* Short problem *
Each record below must be returned exactly as shown.

Collected data entries:
* * * * * * *
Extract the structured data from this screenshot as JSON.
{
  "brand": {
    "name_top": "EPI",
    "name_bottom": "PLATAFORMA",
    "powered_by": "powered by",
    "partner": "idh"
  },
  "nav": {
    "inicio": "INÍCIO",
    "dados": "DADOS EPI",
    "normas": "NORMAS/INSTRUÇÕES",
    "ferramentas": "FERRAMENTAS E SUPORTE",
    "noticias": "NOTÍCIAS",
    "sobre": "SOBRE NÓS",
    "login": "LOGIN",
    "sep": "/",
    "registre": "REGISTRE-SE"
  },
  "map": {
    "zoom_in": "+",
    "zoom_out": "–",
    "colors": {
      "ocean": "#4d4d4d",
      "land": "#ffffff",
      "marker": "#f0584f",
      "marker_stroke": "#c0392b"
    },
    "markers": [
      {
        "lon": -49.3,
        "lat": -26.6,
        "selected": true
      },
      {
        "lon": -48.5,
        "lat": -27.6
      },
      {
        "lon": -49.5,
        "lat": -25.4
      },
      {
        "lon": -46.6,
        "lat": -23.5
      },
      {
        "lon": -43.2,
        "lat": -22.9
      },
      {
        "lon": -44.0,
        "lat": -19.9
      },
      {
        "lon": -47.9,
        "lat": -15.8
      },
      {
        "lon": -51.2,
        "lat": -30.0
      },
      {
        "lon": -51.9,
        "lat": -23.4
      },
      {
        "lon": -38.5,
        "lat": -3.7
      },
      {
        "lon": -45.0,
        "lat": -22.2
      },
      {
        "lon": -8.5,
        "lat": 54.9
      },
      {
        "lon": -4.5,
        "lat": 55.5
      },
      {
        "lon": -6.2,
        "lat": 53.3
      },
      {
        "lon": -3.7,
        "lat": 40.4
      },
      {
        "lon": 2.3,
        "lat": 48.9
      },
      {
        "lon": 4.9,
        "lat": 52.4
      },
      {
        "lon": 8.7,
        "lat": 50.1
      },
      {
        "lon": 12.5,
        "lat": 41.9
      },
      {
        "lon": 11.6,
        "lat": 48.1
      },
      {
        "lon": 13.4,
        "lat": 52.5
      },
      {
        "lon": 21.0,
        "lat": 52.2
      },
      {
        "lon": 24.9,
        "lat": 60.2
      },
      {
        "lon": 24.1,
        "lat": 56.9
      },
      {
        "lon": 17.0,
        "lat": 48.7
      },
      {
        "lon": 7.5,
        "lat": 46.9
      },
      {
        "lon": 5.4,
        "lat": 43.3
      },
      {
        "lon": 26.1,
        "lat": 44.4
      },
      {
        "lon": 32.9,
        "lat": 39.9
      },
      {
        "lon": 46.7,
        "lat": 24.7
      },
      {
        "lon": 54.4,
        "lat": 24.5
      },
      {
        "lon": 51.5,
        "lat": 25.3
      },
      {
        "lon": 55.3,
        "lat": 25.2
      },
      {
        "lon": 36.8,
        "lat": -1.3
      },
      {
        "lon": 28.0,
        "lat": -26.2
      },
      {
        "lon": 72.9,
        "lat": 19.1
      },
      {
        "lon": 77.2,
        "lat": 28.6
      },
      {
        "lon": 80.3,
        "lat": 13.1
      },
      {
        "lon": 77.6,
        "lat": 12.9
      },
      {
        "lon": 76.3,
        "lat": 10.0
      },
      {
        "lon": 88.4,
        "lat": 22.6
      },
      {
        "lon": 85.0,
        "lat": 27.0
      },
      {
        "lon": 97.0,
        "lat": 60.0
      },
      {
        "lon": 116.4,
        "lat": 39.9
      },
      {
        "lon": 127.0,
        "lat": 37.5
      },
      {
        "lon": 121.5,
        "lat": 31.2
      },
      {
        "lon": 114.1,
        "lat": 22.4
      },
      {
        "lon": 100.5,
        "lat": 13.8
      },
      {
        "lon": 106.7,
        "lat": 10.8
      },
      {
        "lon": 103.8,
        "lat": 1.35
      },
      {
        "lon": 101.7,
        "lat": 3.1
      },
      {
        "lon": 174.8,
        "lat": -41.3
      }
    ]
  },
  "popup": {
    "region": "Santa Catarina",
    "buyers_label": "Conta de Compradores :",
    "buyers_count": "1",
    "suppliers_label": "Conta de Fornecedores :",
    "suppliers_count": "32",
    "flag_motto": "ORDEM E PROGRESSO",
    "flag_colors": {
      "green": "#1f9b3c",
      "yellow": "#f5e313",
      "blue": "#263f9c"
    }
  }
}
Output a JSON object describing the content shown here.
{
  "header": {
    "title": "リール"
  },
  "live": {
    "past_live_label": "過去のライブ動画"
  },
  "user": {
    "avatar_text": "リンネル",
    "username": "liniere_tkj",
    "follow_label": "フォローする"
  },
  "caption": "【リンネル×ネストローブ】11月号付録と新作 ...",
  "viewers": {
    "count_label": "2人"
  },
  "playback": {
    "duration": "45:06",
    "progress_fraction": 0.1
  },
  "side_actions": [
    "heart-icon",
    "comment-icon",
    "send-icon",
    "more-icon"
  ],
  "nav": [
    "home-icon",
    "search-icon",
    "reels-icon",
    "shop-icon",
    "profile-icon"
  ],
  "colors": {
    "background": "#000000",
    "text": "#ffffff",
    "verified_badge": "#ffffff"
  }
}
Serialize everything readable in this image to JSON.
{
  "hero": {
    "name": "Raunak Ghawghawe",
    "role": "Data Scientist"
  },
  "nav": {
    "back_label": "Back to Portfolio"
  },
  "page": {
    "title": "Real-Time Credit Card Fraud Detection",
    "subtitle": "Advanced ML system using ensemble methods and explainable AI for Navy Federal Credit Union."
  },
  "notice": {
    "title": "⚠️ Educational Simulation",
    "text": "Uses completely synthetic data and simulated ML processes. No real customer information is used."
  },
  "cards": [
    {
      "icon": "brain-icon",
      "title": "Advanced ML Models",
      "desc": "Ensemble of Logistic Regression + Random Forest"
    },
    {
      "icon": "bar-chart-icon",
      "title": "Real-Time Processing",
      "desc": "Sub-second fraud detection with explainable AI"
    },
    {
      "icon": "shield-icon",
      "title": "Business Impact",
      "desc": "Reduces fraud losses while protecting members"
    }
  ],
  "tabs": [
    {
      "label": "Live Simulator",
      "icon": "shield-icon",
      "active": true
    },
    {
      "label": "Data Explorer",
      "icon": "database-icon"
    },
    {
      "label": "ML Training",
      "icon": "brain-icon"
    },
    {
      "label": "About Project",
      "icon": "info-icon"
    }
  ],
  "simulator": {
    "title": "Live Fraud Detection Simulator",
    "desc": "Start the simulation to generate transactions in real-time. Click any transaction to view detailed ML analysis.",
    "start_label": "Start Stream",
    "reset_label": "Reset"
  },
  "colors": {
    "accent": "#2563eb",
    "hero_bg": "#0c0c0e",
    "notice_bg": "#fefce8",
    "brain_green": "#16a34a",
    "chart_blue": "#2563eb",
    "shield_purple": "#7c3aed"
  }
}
* * * * * * *
* Full solution *
Extract the structured data from this screenshot as JSON.
{
  "brand": {
    "name_top": "EPI",
    "name_bottom": "PLATAFORMA",
    "powered_by": "powered by",
    "partner": "idh"
  },
  "nav": {
    "inicio": "INÍCIO",
    "dados": "DADOS EPI",
    "normas": "NORMAS/INSTRUÇÕES",
    "ferramentas": "FERRAMENTAS E SUPORTE",
    "noticias": "NOTÍCIAS",
    "sobre": "SOBRE NÓS",
    "login": "LOGIN",
    "sep": "/",
    "registre": "REGISTRE-SE"
  },
  "map": {
    "zoom_in": "+",
    "zoom_out": "–",
    "colors": {
      "ocean": "#4d4d4d",
      "land": "#ffffff",
      "marker": "#f0584f",
      "marker_stroke": "#c0392b"
    },
    "markers": [
      {
        "lon": -49.3,
        "lat": -26.6,
        "selected": true
      },
      {
        "lon": -48.5,
        "lat": -27.6
      },
      {
        "lon": -49.5,
        "lat": -25.4
      },
      {
        "lon": -46.6,
        "lat": -23.5
      },
      {
        "lon": -43.2,
        "lat": -22.9
      },
      {
        "lon": -44.0,
        "lat": -19.9
      },
      {
        "lon": -47.9,
        "lat": -15.8
      },
      {
        "lon": -51.2,
        "lat": -30.0
      },
      {
        "lon": -51.9,
        "lat": -23.4
      },
      {
        "lon": -38.5,
        "lat": -3.7
      },
      {
        "lon": -45.0,
        "lat": -22.2
      },
      {
        "lon": -8.5,
        "lat": 54.9
      },
      {
        "lon": -4.5,
        "lat": 55.5
      },
      {
        "lon": -6.2,
        "lat": 53.3
      },
      {
        "lon": -3.7,
        "lat": 40.4
      },
      {
        "lon": 2.3,
        "lat": 48.9
      },
      {
        "lon": 4.9,
        "lat": 52.4
      },
      {
        "lon": 8.7,
        "lat": 50.1
      },
      {
        "lon": 12.5,
        "lat": 41.9
      },
      {
        "lon": 11.6,
        "lat": 48.1
      },
      {
        "lon": 13.4,
        "lat": 52.5
      },
      {
        "lon": 21.0,
        "lat": 52.2
      },
      {
        "lon": 24.9,
        "lat": 60.2
      },
      {
        "lon": 24.1,
        "lat": 56.9
      },
      {
        "lon": 17.0,
        "lat": 48.7
      },
      {
        "lon": 7.5,
        "lat": 46.9
      },
      {
        "lon": 5.4,
        "lat": 43.3
      },
      {
        "lon": 26.1,
        "lat": 44.4
      },
      {
        "lon": 32.9,
        "lat": 39.9
      },
      {
        "lon": 46.7,
        "lat": 24.7
      },
      {
        "lon": 54.4,
        "lat": 24.5
      },
      {
        "lon": 51.5,
        "lat": 25.3
      },
      {
        "lon": 55.3,
        "lat": 25.2
      },
      {
        "lon": 36.8,
        "lat": -1.3
      },
      {
        "lon": 28.0,
        "lat": -26.2
      },
      {
        "lon": 72.9,
        "lat": 19.1
      },
      {
        "lon": 77.2,
        "lat": 28.6
      },
      {
        "lon": 80.3,
        "lat": 13.1
      },
      {
        "lon": 77.6,
        "lat": 12.9
      },
      {
        "lon": 76.3,
        "lat": 10.0
      },
      {
        "lon": 88.4,
        "lat": 22.6
      },
      {
        "lon": 85.0,
        "lat": 27.0
      },
      {
        "lon": 97.0,
        "lat": 60.0
      },
      {
        "lon": 116.4,
        "lat": 39.9
      },
      {
        "lon": 127.0,
        "lat": 37.5
      },
      {
        "lon": 121.5,
        "lat": 31.2
      },
      {
        "lon": 114.1,
        "lat": 22.4
      },
      {
        "lon": 100.5,
        "lat": 13.8
      },
      {
        "lon": 106.7,
        "lat": 10.8
      },
      {
        "lon": 103.8,
        "lat": 1.35
      },
      {
        "lon": 101.7,
        "lat": 3.1
      },
      {
        "lon": 174.8,
        "lat": -41.3
      }
    ]
  },
  "popup": {
    "region": "Santa Catarina",
    "buyers_label": "Conta de Compradores :",
    "buyers_count": "1",
    "suppliers_label": "Conta de Fornecedores :",
    "suppliers_count": "32",
    "flag_motto": "ORDEM E PROGRESSO",
    "flag_colors": {
      "green": "#1f9b3c",
      "yellow": "#f5e313",
      "blue": "#263f9c"
    }
  }
}
Output a JSON object describing the content shown here.
{
  "header": {
    "title": "リール"
  },
  "live": {
    "past_live_label": "過去のライブ動画"
  },
  "user": {
    "avatar_text": "リンネル",
    "username": "liniere_tkj",
    "follow_label": "フォローする"
  },
  "caption": "【リンネル×ネストローブ】11月号付録と新作 ...",
  "viewers": {
    "count_label": "2人"
  },
  "playback": {
    "duration": "45:06",
    "progress_fraction": 0.1
  },
  "side_actions": [
    "heart-icon",
    "comment-icon",
    "send-icon",
    "more-icon"
  ],
  "nav": [
    "home-icon",
    "search-icon",
    "reels-icon",
    "shop-icon",
    "profile-icon"
  ],
  "colors": {
    "background": "#000000",
    "text": "#ffffff",
    "verified_badge": "#ffffff"
  }
}
Serialize everything readable in this image to JSON.
{
  "hero": {
    "name": "Raunak Ghawghawe",
    "role": "Data Scientist"
  },
  "nav": {
    "back_label": "Back to Portfolio"
  },
  "page": {
    "title": "Real-Time Credit Card Fraud Detection",
    "subtitle": "Advanced ML system using ensemble methods and explainable AI for Navy Federal Credit Union."
  },
  "notice": {
    "title": "⚠️ Educational Simulation",
    "text": "Uses completely synthetic data and simulated ML processes. No real customer information is used."
  },
  "cards": [
    {
      "icon": "brain-icon",
      "title": "Advanced ML Models",
      "desc": "Ensemble of Logistic Regression + Random Forest"
    },
    {
      "icon": "bar-chart-icon",
      "title": "Real-Time Processing",
      "desc": "Sub-second fraud detection with explainable AI"
    },
    {
      "icon": "shield-icon",
      "title": "Business Impact",
      "desc": "Reduces fraud losses while protecting members"
    }
  ],
  "tabs": [
    {
      "label": "Live Simulator",
      "icon": "shield-icon",
      "active": true
    },
    {
      "label": "Data Explorer",
      "icon": "database-icon"
    },
    {
      "label": "ML Training",
      "icon": "brain-icon"
    },
    {
      "label": "About Project",
      "icon": "info-icon"
    }
  ],
  "simulator": {
    "title": "Live Fraud Detection Simulator",
    "desc": "Start the simulation to generate transactions in real-time. Click any transaction to view detailed ML analysis.",
    "start_label": "Start Stream",
    "reset_label": "Reset"
  },
  "colors": {
    "accent": "#2563eb",
    "hero_bg": "#0c0c0e",
    "notice_bg": "#fefce8",
    "brain_green": "#16a34a",
    "chart_blue": "#2563eb",
    "shield_purple": "#7c3aed"
  }
}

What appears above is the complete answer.